▶ [OBJECTIVE]
State how many lines of the records contain the string "stated". Give the number alone.

▶ [RECORDED INFORMATION]

^^^^^^^^^^^^^^^^

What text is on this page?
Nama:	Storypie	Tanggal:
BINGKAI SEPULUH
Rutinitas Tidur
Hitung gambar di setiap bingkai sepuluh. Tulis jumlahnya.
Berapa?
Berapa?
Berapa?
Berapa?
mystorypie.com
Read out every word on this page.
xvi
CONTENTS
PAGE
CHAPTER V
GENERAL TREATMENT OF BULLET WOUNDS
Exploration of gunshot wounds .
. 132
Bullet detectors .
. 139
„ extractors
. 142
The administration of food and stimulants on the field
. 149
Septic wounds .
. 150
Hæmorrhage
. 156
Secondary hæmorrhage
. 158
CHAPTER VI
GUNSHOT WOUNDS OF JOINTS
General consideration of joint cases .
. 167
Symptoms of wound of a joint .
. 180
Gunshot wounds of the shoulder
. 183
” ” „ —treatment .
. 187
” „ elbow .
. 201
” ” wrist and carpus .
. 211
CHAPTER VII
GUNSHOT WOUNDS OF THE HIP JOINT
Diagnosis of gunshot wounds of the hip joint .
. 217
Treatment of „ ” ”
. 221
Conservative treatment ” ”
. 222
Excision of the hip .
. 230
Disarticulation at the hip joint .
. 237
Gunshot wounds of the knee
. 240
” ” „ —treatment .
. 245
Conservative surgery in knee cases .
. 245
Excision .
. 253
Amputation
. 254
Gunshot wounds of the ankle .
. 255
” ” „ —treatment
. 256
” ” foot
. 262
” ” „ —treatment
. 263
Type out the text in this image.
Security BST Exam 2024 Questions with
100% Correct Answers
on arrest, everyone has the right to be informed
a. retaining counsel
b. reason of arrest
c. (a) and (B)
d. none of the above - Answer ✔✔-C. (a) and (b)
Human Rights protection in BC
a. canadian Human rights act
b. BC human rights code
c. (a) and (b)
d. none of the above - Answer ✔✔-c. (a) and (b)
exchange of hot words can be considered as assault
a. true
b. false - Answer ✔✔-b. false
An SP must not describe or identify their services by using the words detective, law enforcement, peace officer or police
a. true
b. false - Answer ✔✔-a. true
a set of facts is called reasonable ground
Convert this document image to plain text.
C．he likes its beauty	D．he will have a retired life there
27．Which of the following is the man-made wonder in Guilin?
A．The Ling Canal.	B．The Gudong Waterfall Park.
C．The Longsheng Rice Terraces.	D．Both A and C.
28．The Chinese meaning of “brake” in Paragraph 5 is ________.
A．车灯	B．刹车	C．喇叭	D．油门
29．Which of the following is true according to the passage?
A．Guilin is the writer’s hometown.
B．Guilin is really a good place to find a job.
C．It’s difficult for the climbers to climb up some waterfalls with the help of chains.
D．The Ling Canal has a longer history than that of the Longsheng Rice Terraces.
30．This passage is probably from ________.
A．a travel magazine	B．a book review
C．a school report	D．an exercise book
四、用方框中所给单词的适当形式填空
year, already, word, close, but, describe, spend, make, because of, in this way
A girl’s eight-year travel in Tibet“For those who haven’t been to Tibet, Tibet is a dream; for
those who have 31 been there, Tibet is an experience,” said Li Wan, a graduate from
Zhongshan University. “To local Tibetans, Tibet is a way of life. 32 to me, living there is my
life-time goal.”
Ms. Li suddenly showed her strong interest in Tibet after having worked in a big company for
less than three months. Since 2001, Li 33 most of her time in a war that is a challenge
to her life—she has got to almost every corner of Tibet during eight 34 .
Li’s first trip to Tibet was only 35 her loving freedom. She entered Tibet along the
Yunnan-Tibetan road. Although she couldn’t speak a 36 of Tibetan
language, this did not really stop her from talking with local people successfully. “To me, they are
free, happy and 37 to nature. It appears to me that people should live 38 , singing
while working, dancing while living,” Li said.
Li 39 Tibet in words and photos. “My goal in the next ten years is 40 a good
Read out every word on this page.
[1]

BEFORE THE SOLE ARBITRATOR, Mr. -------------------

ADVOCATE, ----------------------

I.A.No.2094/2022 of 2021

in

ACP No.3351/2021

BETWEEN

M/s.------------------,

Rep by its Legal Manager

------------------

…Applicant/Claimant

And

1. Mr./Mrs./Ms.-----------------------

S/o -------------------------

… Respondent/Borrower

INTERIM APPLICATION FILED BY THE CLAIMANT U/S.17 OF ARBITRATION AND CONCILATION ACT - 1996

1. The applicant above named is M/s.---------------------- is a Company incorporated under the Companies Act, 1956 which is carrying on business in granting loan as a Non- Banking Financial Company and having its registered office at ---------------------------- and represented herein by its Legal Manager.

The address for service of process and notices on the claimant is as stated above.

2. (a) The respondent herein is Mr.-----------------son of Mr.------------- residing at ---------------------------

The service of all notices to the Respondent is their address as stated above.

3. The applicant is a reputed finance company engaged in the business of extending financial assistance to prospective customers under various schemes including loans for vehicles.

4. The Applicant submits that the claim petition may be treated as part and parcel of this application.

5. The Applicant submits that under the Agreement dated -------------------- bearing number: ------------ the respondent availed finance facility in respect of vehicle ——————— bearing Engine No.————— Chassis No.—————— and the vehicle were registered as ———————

^^^^^^^^^^^^^^^^

▶ [RESPONSE TO THE TASK]
2